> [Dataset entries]

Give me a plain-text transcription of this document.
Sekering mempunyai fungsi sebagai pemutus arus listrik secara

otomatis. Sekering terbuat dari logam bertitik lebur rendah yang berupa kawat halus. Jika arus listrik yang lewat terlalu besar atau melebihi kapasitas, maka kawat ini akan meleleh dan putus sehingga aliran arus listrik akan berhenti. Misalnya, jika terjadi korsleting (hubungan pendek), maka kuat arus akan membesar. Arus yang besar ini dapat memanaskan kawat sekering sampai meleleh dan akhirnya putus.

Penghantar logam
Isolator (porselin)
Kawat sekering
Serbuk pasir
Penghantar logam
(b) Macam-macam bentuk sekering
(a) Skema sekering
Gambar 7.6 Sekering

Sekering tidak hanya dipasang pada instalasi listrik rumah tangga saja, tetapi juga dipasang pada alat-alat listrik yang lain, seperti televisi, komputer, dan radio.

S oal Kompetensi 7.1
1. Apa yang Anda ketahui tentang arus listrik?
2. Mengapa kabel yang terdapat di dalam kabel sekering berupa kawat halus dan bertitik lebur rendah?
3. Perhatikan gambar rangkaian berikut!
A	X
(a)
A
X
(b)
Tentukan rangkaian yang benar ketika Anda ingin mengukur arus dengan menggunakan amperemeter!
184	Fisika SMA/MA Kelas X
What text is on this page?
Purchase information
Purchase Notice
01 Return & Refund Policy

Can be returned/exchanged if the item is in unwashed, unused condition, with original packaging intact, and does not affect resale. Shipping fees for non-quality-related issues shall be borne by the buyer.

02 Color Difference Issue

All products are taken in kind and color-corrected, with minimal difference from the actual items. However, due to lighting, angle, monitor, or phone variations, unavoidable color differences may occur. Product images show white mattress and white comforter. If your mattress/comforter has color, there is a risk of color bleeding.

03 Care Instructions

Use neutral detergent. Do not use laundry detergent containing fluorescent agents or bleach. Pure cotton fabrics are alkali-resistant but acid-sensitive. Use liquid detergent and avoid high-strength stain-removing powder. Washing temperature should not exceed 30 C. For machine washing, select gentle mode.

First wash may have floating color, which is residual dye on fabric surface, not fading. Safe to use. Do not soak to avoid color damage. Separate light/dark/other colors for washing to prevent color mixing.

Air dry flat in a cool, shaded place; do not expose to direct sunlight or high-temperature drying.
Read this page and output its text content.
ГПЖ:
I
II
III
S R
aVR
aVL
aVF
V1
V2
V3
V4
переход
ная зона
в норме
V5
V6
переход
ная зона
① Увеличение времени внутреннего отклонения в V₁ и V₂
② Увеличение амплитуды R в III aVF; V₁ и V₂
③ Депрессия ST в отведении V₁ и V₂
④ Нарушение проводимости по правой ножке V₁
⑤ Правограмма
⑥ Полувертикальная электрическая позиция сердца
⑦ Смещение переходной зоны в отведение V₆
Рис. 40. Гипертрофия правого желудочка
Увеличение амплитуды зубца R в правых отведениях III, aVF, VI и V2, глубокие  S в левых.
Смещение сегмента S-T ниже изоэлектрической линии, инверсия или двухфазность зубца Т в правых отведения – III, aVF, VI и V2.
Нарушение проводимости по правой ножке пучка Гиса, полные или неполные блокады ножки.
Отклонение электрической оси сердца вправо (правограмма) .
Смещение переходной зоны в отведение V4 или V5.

> [REQUIRED TASK] Would you quote, exactly and only, the lines from the one containing "Read this page and output its text content." to the end of the entries?

> [THE RESPONSE]
Read this page and output its text content.
ГПЖ:
I
II
III
S R
aVR
aVL
aVF
V1
V2
V3
V4
переход
ная зона
в норме
V5
V6
переход
ная зона
① Увеличение времени внутреннего отклонения в V₁ и V₂
② Увеличение амплитуды R в III aVF; V₁ и V₂
③ Депрессия ST в отведении V₁ и V₂
④ Нарушение проводимости по правой ножке V₁
⑤ Правограмма
⑥ Полувертикальная электрическая позиция сердца
⑦ Смещение переходной зоны в отведение V₆
Рис. 40. Гипертрофия правого желудочка
Увеличение амплитуды зубца R в правых отведениях III, aVF, VI и V2, глубокие  S в левых.
Смещение сегмента S-T ниже изоэлектрической линии, инверсия или двухфазность зубца Т в правых отведения – III, aVF, VI и V2.
Нарушение проводимости по правой ножке пучка Гиса, полные или неполные блокады ножки.
Отклонение электрической оси сердца вправо (правограмма) .
Смещение переходной зоны в отведение V4 или V5.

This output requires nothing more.